---- Material provided

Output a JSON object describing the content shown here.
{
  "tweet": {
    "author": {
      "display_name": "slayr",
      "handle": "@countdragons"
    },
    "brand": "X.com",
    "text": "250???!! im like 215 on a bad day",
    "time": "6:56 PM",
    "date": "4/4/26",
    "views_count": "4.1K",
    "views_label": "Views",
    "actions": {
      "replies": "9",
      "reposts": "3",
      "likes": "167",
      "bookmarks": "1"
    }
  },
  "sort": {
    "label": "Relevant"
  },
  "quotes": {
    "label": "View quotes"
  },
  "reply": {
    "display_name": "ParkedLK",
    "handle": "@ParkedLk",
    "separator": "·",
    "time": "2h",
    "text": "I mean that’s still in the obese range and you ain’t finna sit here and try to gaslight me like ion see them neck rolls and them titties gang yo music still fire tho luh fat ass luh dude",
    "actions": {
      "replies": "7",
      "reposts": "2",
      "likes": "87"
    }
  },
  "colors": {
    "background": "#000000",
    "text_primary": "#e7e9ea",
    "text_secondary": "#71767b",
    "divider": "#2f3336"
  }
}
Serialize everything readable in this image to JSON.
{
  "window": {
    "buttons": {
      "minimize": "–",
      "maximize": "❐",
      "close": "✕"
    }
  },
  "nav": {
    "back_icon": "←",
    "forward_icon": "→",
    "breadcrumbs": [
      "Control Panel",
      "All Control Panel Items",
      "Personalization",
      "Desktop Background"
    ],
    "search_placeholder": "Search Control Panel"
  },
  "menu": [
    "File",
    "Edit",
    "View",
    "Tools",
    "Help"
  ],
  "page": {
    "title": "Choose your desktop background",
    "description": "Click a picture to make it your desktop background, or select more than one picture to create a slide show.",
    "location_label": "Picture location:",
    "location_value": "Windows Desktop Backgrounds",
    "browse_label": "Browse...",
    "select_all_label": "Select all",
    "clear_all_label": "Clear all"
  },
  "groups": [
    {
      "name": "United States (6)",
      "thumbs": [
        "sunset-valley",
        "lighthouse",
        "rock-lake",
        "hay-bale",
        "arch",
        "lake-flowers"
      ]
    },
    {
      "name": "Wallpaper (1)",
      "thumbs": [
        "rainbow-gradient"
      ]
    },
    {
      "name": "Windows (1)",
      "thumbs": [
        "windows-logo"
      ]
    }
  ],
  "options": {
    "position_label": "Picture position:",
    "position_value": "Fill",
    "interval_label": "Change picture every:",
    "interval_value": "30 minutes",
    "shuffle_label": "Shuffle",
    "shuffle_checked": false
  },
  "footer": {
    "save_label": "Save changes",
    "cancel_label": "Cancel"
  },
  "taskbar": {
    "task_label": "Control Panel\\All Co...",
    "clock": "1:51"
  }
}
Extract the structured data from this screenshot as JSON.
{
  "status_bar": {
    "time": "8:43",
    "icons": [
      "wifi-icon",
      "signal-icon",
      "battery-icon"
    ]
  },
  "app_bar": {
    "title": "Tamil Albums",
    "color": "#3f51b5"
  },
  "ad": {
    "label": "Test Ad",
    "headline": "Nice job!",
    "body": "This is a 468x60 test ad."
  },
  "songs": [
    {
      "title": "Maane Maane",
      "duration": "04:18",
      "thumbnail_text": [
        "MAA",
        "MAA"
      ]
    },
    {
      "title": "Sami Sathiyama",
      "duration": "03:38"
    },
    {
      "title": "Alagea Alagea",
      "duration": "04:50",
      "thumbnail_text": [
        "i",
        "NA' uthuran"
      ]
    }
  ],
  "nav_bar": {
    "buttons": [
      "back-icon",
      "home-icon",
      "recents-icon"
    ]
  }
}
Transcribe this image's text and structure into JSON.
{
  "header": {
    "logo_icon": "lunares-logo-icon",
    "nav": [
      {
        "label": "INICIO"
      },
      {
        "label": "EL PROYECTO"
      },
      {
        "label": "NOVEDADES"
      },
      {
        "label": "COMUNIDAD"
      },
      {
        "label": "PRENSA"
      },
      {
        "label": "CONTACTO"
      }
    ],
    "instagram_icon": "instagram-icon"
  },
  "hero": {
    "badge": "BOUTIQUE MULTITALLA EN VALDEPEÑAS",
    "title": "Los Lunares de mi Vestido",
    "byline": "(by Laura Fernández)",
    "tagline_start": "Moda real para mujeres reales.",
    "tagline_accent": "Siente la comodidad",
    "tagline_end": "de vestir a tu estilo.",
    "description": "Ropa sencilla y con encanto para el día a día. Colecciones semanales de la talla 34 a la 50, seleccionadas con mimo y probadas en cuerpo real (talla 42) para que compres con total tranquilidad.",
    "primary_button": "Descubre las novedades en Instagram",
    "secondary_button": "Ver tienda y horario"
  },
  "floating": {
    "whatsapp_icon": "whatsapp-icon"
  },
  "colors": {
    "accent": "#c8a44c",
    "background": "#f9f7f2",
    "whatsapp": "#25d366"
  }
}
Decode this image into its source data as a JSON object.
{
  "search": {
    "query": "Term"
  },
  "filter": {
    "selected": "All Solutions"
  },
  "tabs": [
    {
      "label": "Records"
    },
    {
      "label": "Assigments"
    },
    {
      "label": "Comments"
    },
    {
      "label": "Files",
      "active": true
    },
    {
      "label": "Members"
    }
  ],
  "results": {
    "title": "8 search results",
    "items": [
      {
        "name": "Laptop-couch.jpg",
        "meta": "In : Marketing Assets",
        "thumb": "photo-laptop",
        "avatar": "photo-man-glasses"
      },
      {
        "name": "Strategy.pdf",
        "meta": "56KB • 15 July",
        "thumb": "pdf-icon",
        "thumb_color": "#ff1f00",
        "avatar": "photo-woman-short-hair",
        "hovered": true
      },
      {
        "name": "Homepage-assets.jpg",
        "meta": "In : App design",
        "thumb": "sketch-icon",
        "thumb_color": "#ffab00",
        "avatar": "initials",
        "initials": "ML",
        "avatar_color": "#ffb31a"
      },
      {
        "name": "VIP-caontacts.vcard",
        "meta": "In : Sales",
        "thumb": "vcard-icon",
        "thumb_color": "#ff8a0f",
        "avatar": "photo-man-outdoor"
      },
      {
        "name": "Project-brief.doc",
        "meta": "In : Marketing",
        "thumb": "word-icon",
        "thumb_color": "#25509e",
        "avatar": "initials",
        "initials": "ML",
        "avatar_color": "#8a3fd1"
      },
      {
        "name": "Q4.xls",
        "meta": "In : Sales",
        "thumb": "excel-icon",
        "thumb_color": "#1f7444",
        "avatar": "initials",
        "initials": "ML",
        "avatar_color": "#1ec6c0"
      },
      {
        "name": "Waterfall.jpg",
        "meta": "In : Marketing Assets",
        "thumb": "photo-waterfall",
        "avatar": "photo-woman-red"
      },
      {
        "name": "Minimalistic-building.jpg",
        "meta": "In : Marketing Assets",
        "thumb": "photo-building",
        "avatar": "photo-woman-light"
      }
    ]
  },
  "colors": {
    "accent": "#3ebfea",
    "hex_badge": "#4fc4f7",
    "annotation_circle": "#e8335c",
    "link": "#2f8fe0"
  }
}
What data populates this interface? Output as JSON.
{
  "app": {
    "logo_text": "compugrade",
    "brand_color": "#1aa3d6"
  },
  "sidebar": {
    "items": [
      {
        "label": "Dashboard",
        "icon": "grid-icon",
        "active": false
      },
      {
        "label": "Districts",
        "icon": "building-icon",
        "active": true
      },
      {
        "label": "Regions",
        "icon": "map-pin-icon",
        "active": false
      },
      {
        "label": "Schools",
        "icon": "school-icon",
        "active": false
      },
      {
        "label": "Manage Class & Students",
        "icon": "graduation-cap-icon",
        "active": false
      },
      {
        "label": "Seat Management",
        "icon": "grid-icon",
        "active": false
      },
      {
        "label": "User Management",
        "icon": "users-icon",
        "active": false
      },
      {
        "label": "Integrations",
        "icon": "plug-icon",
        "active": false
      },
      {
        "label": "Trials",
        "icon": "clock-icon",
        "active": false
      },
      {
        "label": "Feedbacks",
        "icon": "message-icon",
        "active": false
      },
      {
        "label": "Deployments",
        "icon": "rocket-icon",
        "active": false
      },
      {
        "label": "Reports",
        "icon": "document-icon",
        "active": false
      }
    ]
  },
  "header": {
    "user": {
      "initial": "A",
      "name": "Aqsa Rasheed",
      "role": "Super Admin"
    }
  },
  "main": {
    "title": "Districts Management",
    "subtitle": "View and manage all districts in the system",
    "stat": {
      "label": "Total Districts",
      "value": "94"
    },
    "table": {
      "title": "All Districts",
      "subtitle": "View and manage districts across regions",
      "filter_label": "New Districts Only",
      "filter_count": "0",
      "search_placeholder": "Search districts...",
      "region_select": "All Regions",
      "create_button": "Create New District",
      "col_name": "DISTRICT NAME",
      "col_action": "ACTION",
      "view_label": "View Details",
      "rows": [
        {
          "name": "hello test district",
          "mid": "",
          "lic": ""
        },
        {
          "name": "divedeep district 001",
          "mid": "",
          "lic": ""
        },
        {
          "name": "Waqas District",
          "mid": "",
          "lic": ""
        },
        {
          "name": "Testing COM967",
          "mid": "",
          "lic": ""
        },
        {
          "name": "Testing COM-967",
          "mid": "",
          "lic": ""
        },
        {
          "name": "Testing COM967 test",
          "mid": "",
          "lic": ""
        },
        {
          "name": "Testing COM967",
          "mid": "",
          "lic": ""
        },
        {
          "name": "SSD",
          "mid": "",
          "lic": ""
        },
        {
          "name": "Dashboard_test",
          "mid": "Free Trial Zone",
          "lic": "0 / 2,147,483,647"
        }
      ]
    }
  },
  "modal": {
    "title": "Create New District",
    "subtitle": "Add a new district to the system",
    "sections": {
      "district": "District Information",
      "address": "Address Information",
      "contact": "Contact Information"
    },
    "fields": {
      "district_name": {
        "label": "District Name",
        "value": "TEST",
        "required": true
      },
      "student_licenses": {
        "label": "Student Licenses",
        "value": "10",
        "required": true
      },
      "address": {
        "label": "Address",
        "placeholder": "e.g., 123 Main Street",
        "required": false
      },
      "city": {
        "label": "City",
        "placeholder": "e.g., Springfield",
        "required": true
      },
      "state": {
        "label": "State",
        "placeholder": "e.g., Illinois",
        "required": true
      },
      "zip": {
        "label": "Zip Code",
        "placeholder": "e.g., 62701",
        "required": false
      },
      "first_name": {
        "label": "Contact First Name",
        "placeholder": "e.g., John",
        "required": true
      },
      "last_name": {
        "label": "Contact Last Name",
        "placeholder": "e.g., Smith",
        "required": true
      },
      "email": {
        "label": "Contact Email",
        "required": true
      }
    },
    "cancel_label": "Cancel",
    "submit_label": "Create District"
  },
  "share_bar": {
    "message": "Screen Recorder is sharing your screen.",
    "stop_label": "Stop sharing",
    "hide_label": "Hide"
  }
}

--------

* _Exercise instructions_:
Reproduce every line of the listing above in which the string "data" appears.

* _Solution to this task_:
Extract the structured data from this screenshot as JSON.
Decode this image into its source data as a JSON object.
What data populates this interface? Output as JSON.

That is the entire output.